▸ Listed records:
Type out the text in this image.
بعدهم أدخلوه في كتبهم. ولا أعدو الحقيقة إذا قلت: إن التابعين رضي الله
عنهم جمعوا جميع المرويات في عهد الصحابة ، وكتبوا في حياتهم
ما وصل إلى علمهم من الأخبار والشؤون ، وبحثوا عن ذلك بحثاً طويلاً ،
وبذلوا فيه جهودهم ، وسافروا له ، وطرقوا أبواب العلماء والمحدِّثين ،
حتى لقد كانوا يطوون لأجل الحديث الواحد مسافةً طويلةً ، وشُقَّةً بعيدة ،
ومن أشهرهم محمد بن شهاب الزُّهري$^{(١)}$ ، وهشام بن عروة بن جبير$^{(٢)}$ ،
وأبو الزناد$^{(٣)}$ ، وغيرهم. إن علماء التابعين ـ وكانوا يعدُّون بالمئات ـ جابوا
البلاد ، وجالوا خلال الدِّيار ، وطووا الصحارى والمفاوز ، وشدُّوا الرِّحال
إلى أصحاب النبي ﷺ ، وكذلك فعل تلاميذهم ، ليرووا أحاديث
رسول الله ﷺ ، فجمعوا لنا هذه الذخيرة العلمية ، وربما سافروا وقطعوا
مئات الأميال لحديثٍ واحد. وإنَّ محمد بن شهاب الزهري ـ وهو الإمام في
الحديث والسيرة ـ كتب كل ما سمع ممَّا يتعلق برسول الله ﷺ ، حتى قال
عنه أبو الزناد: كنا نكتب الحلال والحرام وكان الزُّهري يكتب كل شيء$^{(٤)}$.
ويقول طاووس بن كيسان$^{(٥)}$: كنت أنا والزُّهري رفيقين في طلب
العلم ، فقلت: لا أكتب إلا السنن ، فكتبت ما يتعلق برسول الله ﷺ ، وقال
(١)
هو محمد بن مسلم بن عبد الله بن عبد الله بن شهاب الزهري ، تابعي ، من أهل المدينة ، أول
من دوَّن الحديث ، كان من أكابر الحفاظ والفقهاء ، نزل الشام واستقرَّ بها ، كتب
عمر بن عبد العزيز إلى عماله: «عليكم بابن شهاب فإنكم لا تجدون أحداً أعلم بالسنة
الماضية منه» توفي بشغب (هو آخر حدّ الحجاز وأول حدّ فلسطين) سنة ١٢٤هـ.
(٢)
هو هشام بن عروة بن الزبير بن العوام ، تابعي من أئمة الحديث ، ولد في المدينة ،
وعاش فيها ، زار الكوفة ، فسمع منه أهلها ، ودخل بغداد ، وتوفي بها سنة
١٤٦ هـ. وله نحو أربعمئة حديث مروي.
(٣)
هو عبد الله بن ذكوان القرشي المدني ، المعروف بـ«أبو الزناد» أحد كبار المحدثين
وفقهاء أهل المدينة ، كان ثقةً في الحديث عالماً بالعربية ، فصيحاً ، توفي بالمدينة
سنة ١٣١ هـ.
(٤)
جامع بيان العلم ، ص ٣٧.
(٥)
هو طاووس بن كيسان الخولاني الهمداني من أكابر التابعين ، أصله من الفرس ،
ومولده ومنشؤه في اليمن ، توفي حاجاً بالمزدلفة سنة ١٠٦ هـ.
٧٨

▸ Exercise instructions: Tally the lines in the listing that hold "الزهري" and report the number alone.

▸ Answer to this task: 2